▶ **Supplied entries**
==================================================

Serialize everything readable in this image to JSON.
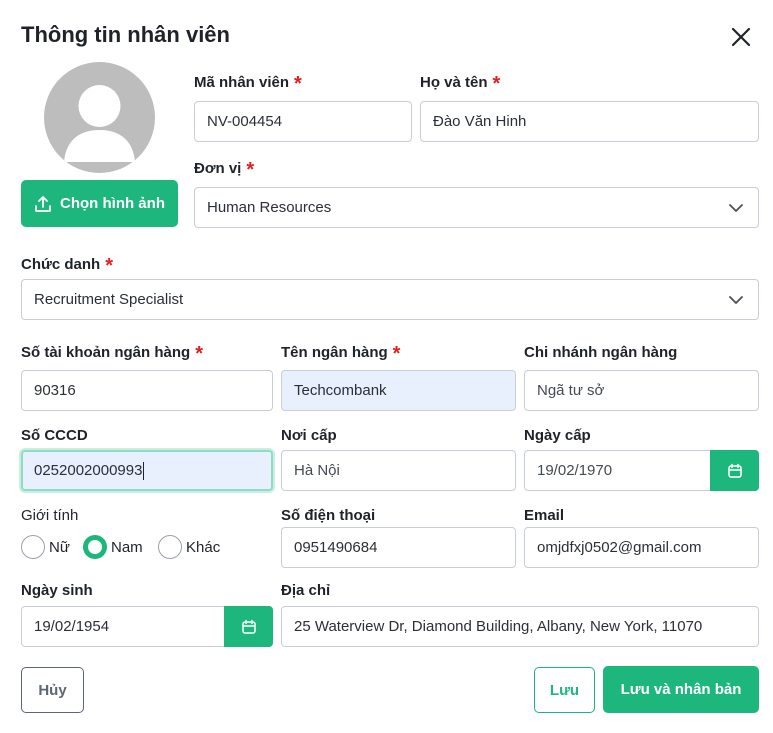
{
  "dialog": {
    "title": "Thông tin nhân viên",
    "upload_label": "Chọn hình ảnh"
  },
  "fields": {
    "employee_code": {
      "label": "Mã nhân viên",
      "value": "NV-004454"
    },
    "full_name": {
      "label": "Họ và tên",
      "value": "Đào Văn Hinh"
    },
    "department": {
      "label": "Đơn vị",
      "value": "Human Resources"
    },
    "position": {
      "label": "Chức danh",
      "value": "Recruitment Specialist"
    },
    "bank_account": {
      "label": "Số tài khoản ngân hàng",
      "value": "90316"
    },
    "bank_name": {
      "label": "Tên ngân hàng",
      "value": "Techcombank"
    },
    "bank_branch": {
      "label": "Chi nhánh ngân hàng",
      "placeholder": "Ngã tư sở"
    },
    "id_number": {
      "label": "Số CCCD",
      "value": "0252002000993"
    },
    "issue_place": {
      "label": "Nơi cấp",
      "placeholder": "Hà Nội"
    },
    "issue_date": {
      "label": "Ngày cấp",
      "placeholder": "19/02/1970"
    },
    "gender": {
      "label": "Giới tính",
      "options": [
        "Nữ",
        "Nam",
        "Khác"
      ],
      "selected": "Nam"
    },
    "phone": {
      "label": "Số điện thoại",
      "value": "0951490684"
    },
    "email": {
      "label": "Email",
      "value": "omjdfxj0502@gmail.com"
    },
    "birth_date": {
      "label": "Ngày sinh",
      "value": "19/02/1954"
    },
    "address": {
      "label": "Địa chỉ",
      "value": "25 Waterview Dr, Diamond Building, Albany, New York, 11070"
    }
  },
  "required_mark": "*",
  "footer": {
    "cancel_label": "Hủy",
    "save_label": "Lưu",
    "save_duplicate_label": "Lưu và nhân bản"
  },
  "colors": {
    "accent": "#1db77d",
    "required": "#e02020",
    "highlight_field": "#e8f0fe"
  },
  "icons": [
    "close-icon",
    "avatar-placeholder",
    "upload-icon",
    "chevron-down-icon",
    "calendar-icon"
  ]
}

==================================================

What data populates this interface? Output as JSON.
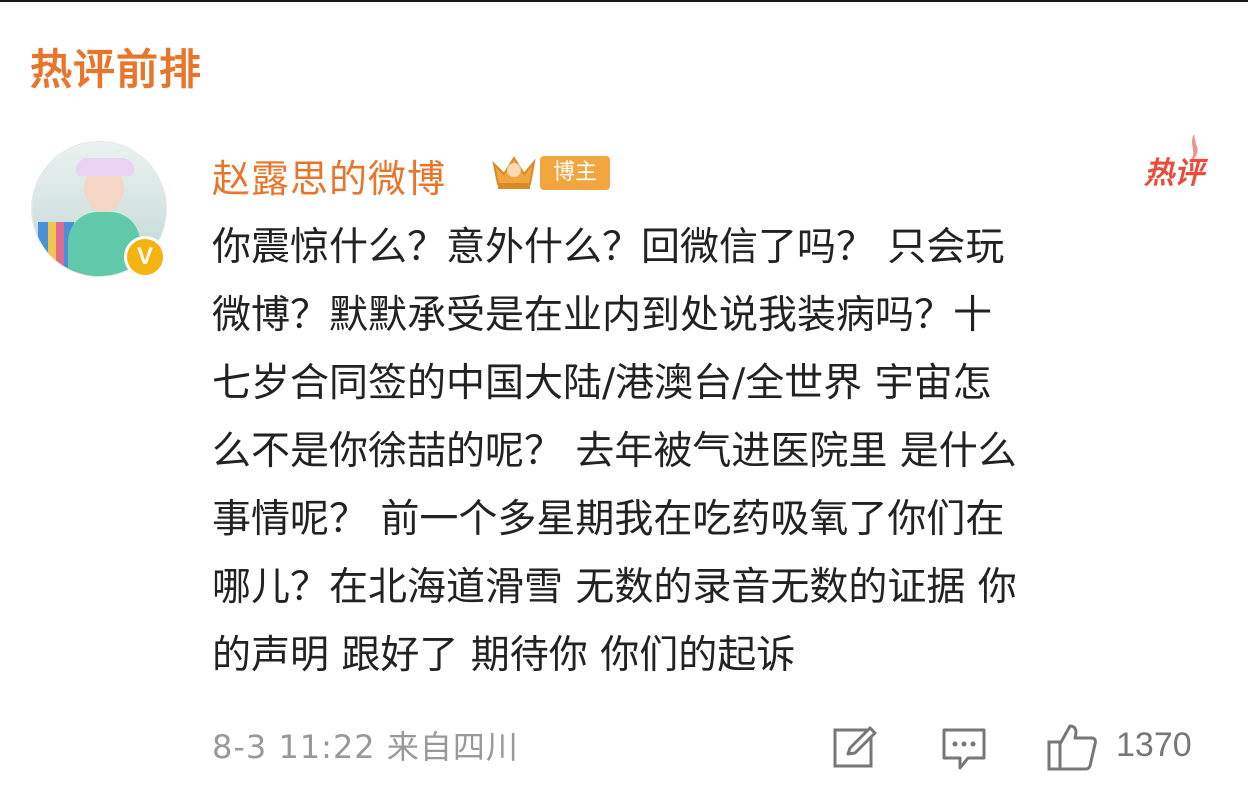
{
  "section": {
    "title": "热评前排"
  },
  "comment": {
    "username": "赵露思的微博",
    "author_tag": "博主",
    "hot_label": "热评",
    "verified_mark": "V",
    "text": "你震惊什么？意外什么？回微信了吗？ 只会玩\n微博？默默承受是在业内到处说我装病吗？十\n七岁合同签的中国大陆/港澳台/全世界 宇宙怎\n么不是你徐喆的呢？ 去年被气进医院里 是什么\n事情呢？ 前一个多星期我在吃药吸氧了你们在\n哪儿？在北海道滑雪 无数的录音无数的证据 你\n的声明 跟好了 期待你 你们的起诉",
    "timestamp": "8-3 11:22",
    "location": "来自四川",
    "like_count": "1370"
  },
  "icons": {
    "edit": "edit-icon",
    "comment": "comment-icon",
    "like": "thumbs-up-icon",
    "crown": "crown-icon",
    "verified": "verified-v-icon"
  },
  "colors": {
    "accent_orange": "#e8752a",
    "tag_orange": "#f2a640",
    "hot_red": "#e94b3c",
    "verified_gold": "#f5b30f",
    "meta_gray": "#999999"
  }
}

==================================================

From the data above, copy each line that holds "hàng".

▶ **The answer**
      "label": "Số tài khoản ngân hàng",
      "label": "Tên ngân hàng",
      "label": "Chi nhánh ngân hàng",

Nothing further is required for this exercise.